◆ **What to work on**
Every line with the string "JSON" should be gathered.

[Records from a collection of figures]
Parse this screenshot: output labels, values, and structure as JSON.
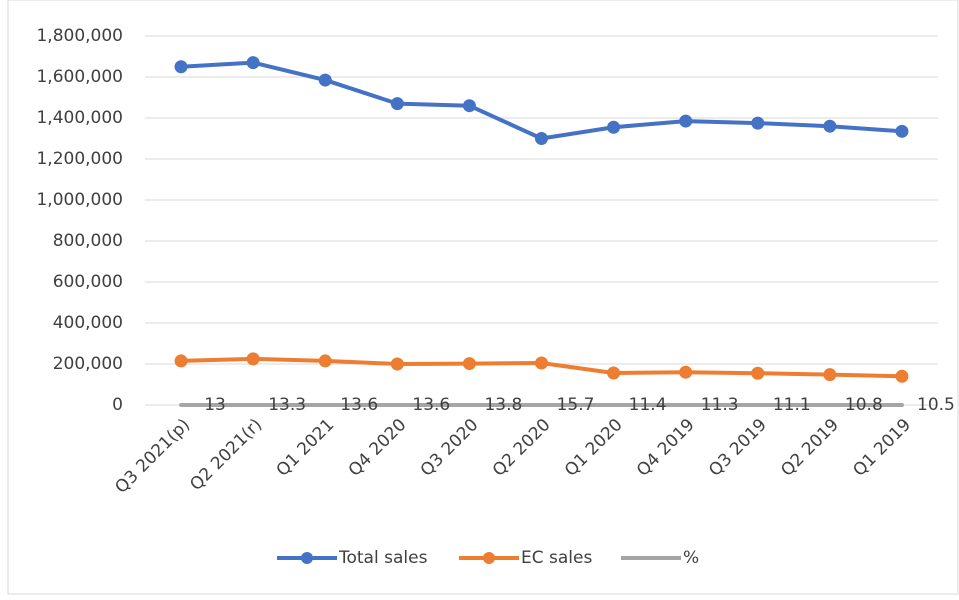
{
  "chart_data": {
    "type": "line",
    "categories": [
      "Q3 2021(p)",
      "Q2 2021(r)",
      "Q1 2021",
      "Q4 2020",
      "Q3 2020",
      "Q2 2020",
      "Q1 2020",
      "Q4 2019",
      "Q3 2019",
      "Q2 2019",
      "Q1 2019"
    ],
    "series": [
      {
        "name": "Total sales",
        "color": "#4472c4",
        "markers": true,
        "values": [
          1650000,
          1670000,
          1585000,
          1470000,
          1460000,
          1300000,
          1355000,
          1385000,
          1375000,
          1360000,
          1335000
        ]
      },
      {
        "name": "EC sales",
        "color": "#ed7d31",
        "markers": true,
        "values": [
          215000,
          225000,
          215000,
          200000,
          202000,
          205000,
          156000,
          160000,
          155000,
          148000,
          140000
        ]
      },
      {
        "name": "%",
        "color": "#a5a5a5",
        "markers": false,
        "data_labels": true,
        "values": [
          13,
          13.3,
          13.6,
          13.6,
          13.8,
          15.7,
          11.4,
          11.3,
          11.1,
          10.8,
          10.5
        ]
      }
    ],
    "ylim": [
      0,
      1800000
    ],
    "yticks": [
      0,
      {
        "value": 200000,
        "label": "200,000"
      },
      {
        "value": 400000,
        "label": "400,000"
      },
      {
        "value": 600000,
        "label": "600,000"
      },
      {
        "value": 800000,
        "label": "800,000"
      },
      {
        "value": 1000000,
        "label": "1,000,000"
      },
      {
        "value": 1200000,
        "label": "1,200,000"
      },
      {
        "value": 1400000,
        "label": "1,400,000"
      },
      {
        "value": 1600000,
        "label": "1,600,000"
      },
      {
        "value": 1800000,
        "label": "1,800,000"
      }
    ],
    "grid": true,
    "legend": "bottom"
  }
}
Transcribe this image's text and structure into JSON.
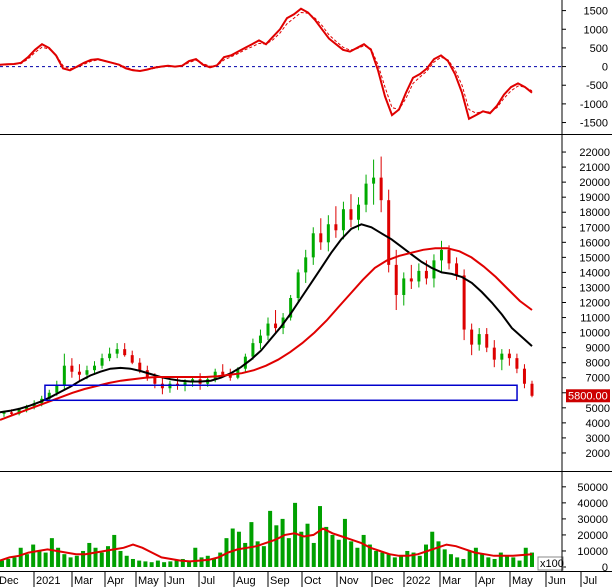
{
  "chart_data": [
    {
      "type": "line",
      "panel": "oscillator",
      "yticks": [
        1500,
        1000,
        500,
        0,
        -500,
        -1000,
        -1500
      ],
      "ylim": [
        -1700,
        1650
      ],
      "zero_line": true,
      "series": [
        {
          "style": "solid",
          "color": "#e00000",
          "values": [
            50,
            60,
            70,
            100,
            250,
            450,
            600,
            500,
            300,
            -50,
            -100,
            0,
            100,
            180,
            200,
            150,
            100,
            50,
            -50,
            -100,
            -120,
            -80,
            -30,
            0,
            20,
            0,
            20,
            150,
            200,
            50,
            -20,
            30,
            250,
            300,
            400,
            500,
            600,
            700,
            600,
            800,
            1000,
            1300,
            1400,
            1550,
            1450,
            1250,
            1000,
            750,
            600,
            450,
            400,
            500,
            600,
            450,
            -100,
            -800,
            -1300,
            -1150,
            -700,
            -300,
            -200,
            -50,
            200,
            300,
            150,
            -200,
            -700,
            -1400,
            -1300,
            -1200,
            -1250,
            -1050,
            -750,
            -550,
            -450,
            -550,
            -700
          ]
        },
        {
          "style": "dashed",
          "color": "#e00000",
          "values": [
            40,
            50,
            60,
            80,
            200,
            380,
            520,
            470,
            320,
            20,
            -60,
            -20,
            60,
            140,
            180,
            150,
            110,
            60,
            -20,
            -80,
            -110,
            -90,
            -50,
            -10,
            10,
            0,
            10,
            110,
            170,
            80,
            10,
            20,
            180,
            260,
            350,
            450,
            530,
            620,
            600,
            720,
            900,
            1150,
            1300,
            1450,
            1430,
            1300,
            1100,
            850,
            680,
            520,
            440,
            480,
            560,
            480,
            50,
            -550,
            -1100,
            -1150,
            -850,
            -450,
            -280,
            -120,
            120,
            250,
            180,
            -80,
            -500,
            -1150,
            -1250,
            -1200,
            -1220,
            -1100,
            -850,
            -650,
            -520,
            -550,
            -650
          ]
        }
      ]
    },
    {
      "type": "candlestick",
      "panel": "price",
      "yticks": [
        22000,
        21000,
        20000,
        19000,
        18000,
        17000,
        16000,
        15000,
        14000,
        13000,
        12000,
        11000,
        10000,
        9000,
        8000,
        7000,
        6000,
        5000,
        4000,
        3000,
        2000
      ],
      "ylim": [
        1000,
        23000
      ],
      "last_price_label": "5800.00",
      "support_zone": {
        "low": 5500,
        "high": 6500,
        "x_start": 8,
        "x_end": 92
      },
      "ohlc": [
        [
          4600,
          4800,
          4400,
          4700
        ],
        [
          4700,
          4900,
          4500,
          4600
        ],
        [
          4600,
          5000,
          4500,
          4900
        ],
        [
          4900,
          5200,
          4700,
          5100
        ],
        [
          5100,
          5500,
          4900,
          5300
        ],
        [
          5300,
          5800,
          5100,
          5600
        ],
        [
          5600,
          6200,
          5400,
          6000
        ],
        [
          6000,
          6800,
          5800,
          6500
        ],
        [
          6500,
          8600,
          6200,
          7800
        ],
        [
          7800,
          8300,
          7000,
          7400
        ],
        [
          7400,
          7900,
          6800,
          7200
        ],
        [
          7200,
          7800,
          6900,
          7500
        ],
        [
          7500,
          8100,
          7200,
          7800
        ],
        [
          7800,
          8600,
          7600,
          8300
        ],
        [
          8300,
          9000,
          8100,
          8600
        ],
        [
          8600,
          9300,
          8300,
          8900
        ],
        [
          8900,
          9300,
          8400,
          8500
        ],
        [
          8500,
          8800,
          7900,
          8000
        ],
        [
          8000,
          8300,
          7300,
          7500
        ],
        [
          7500,
          7800,
          6800,
          7000
        ],
        [
          7000,
          7300,
          6300,
          6600
        ],
        [
          6600,
          7000,
          5900,
          6300
        ],
        [
          6300,
          6800,
          6000,
          6600
        ],
        [
          6600,
          7000,
          6200,
          6500
        ],
        [
          6500,
          6900,
          6100,
          6700
        ],
        [
          6700,
          7100,
          6400,
          6900
        ],
        [
          6900,
          7300,
          6200,
          6600
        ],
        [
          6600,
          7100,
          6400,
          6900
        ],
        [
          6900,
          7600,
          6700,
          7400
        ],
        [
          7400,
          7900,
          7100,
          7200
        ],
        [
          7200,
          7600,
          6800,
          7000
        ],
        [
          7000,
          7700,
          6900,
          7600
        ],
        [
          7600,
          8600,
          7400,
          8400
        ],
        [
          8400,
          9600,
          8200,
          9300
        ],
        [
          9300,
          10200,
          8900,
          9800
        ],
        [
          9800,
          11000,
          9500,
          10600
        ],
        [
          10600,
          11500,
          10000,
          10300
        ],
        [
          10300,
          11300,
          9900,
          11000
        ],
        [
          11000,
          12500,
          10800,
          12300
        ],
        [
          12300,
          14200,
          12000,
          14000
        ],
        [
          14000,
          15500,
          13300,
          15000
        ],
        [
          15000,
          17000,
          14500,
          16600
        ],
        [
          16600,
          17600,
          15500,
          16000
        ],
        [
          16000,
          17800,
          15400,
          17200
        ],
        [
          17200,
          18400,
          16300,
          16800
        ],
        [
          16800,
          18700,
          16200,
          18200
        ],
        [
          18200,
          19200,
          17000,
          17500
        ],
        [
          17500,
          19000,
          16800,
          18500
        ],
        [
          18500,
          20500,
          18000,
          19900
        ],
        [
          19900,
          21500,
          18500,
          20300
        ],
        [
          20300,
          21700,
          18000,
          18800
        ],
        [
          18800,
          19500,
          14000,
          14500
        ],
        [
          14500,
          15500,
          11500,
          12500
        ],
        [
          12500,
          14000,
          11800,
          13600
        ],
        [
          13600,
          14500,
          12900,
          13400
        ],
        [
          13400,
          14600,
          13000,
          14100
        ],
        [
          14100,
          14800,
          13200,
          13600
        ],
        [
          13600,
          15200,
          13000,
          14800
        ],
        [
          14800,
          16100,
          14000,
          15500
        ],
        [
          15500,
          15800,
          14200,
          14600
        ],
        [
          14600,
          15000,
          13500,
          13800
        ],
        [
          13800,
          14200,
          9500,
          10200
        ],
        [
          10200,
          10600,
          8500,
          9200
        ],
        [
          9200,
          10300,
          8800,
          9900
        ],
        [
          9900,
          10300,
          8700,
          9000
        ],
        [
          9000,
          9500,
          7700,
          8200
        ],
        [
          8200,
          8900,
          7500,
          8600
        ],
        [
          8600,
          8900,
          7800,
          8300
        ],
        [
          8300,
          8600,
          7300,
          7600
        ],
        [
          7600,
          7900,
          6300,
          6600
        ],
        [
          6600,
          6800,
          5700,
          5800
        ]
      ],
      "series": [
        {
          "color": "#000000",
          "values": [
            4700,
            4800,
            4950,
            5150,
            5400,
            5700,
            6050,
            6400,
            6800,
            7150,
            7400,
            7600,
            7650,
            7600,
            7450,
            7250,
            7050,
            6900,
            6800,
            6750,
            6750,
            6800,
            7000,
            7300,
            7700,
            8200,
            8800,
            9600,
            10400,
            11300,
            12300,
            13300,
            14300,
            15300,
            16200,
            16900,
            17200,
            17000,
            16600,
            16200,
            15700,
            15200,
            14700,
            14300,
            14000,
            13900,
            13700,
            13300,
            12700,
            12000,
            11200,
            10300,
            9700,
            9100
          ]
        },
        {
          "color": "#e00000",
          "values": [
            4200,
            4500,
            4800,
            5100,
            5400,
            5700,
            6000,
            6250,
            6450,
            6650,
            6800,
            6900,
            7000,
            7050,
            7050,
            7050,
            7050,
            7050,
            7100,
            7200,
            7300,
            7500,
            7800,
            8200,
            8700,
            9300,
            10000,
            10800,
            11700,
            12600,
            13500,
            14300,
            14800,
            15100,
            15300,
            15500,
            15600,
            15600,
            15400,
            15000,
            14400,
            13700,
            12900,
            12100,
            11500
          ]
        }
      ]
    },
    {
      "type": "bar",
      "panel": "volume",
      "unit_label": "x100",
      "yticks": [
        50000,
        40000,
        30000,
        20000,
        10000,
        0
      ],
      "ylim": [
        0,
        58000
      ],
      "values": [
        4000,
        5000,
        6000,
        12000,
        8000,
        14000,
        10000,
        9000,
        18000,
        12000,
        8000,
        6000,
        7000,
        10000,
        15000,
        12000,
        9000,
        13000,
        20000,
        10000,
        7000,
        5000,
        4000,
        3500,
        3000,
        4000,
        3000,
        3500,
        4500,
        5000,
        4000,
        12000,
        6000,
        7000,
        5000,
        9000,
        18000,
        24000,
        22000,
        15000,
        28000,
        16000,
        13000,
        35000,
        26000,
        30000,
        18000,
        40000,
        22000,
        27000,
        15000,
        38000,
        25000,
        20000,
        17000,
        30000,
        16000,
        12000,
        20000,
        14000,
        10000,
        9000,
        8000,
        6000,
        7000,
        10000,
        9000,
        7000,
        14000,
        22000,
        16000,
        11000,
        8000,
        6000,
        5000,
        10000,
        12000,
        8000,
        6000,
        5000,
        9000,
        7000,
        6000,
        4000,
        12000,
        9000
      ],
      "series": [
        {
          "color": "#e00000",
          "values": [
            4000,
            6000,
            7000,
            9000,
            10000,
            11000,
            10000,
            9000,
            8000,
            8000,
            9000,
            10000,
            11000,
            12000,
            14000,
            12000,
            9000,
            6000,
            5000,
            4000,
            3500,
            4000,
            4500,
            6000,
            9000,
            11000,
            12000,
            13000,
            15000,
            17000,
            20000,
            21000,
            19000,
            20000,
            24000,
            21000,
            19000,
            17000,
            15000,
            12000,
            10000,
            8000,
            7000,
            7000,
            8000,
            10000,
            12000,
            14000,
            13000,
            11000,
            9000,
            8000,
            7000,
            7000,
            7000,
            7500,
            8000
          ]
        }
      ]
    },
    {
      "type": "axis",
      "panel": "time",
      "labels": [
        "Dec",
        "2021",
        "Mar",
        "Apr",
        "May",
        "Jun",
        "Jul",
        "Aug",
        "Sep",
        "Oct",
        "Nov",
        "Dec",
        "2022",
        "Mar",
        "Apr",
        "May",
        "Jun",
        "Jul"
      ],
      "label_positions": [
        -1.5,
        17,
        36,
        52.5,
        68,
        82.5,
        99.5,
        117,
        134,
        151,
        168.5,
        186,
        202,
        220,
        238,
        255,
        273,
        290.5
      ]
    }
  ]
}
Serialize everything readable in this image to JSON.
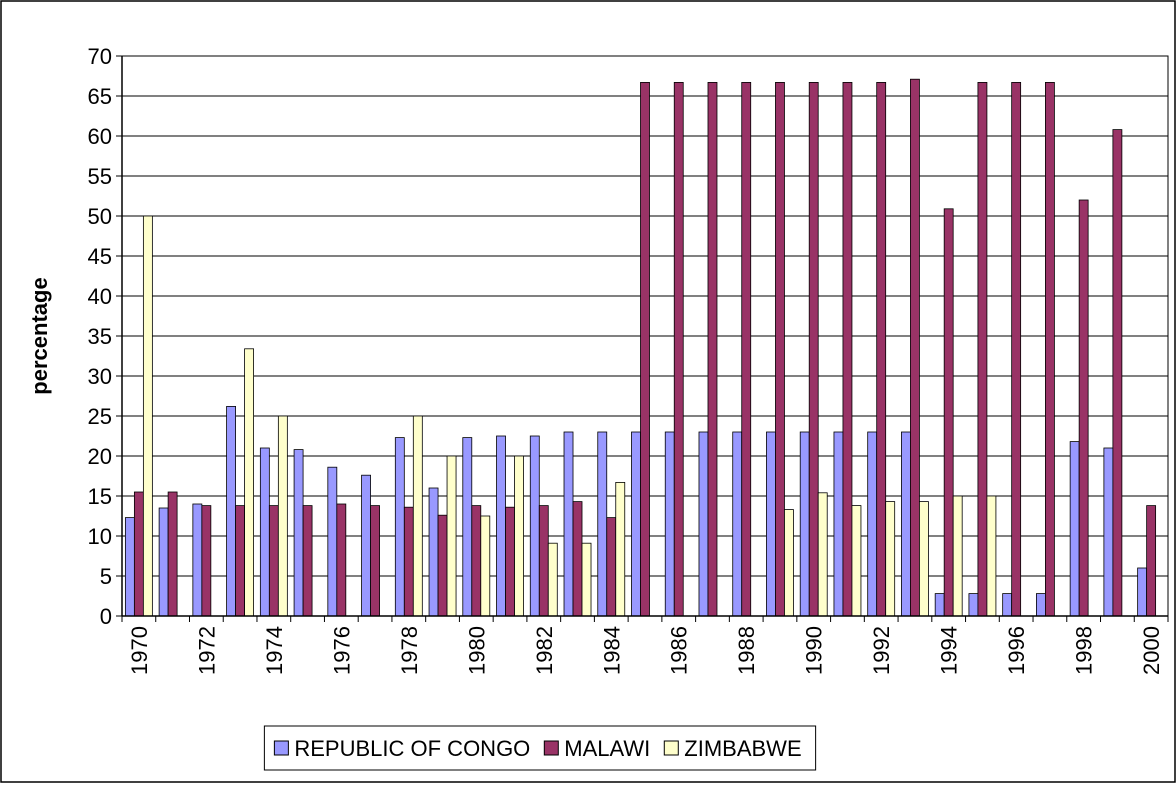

◆ **Result of the exercise**
Parse this screenshot: output labels, values, and structure as JSON.
Transcribe this image's text and structure into JSON.
Serialize everything readable in this image to JSON.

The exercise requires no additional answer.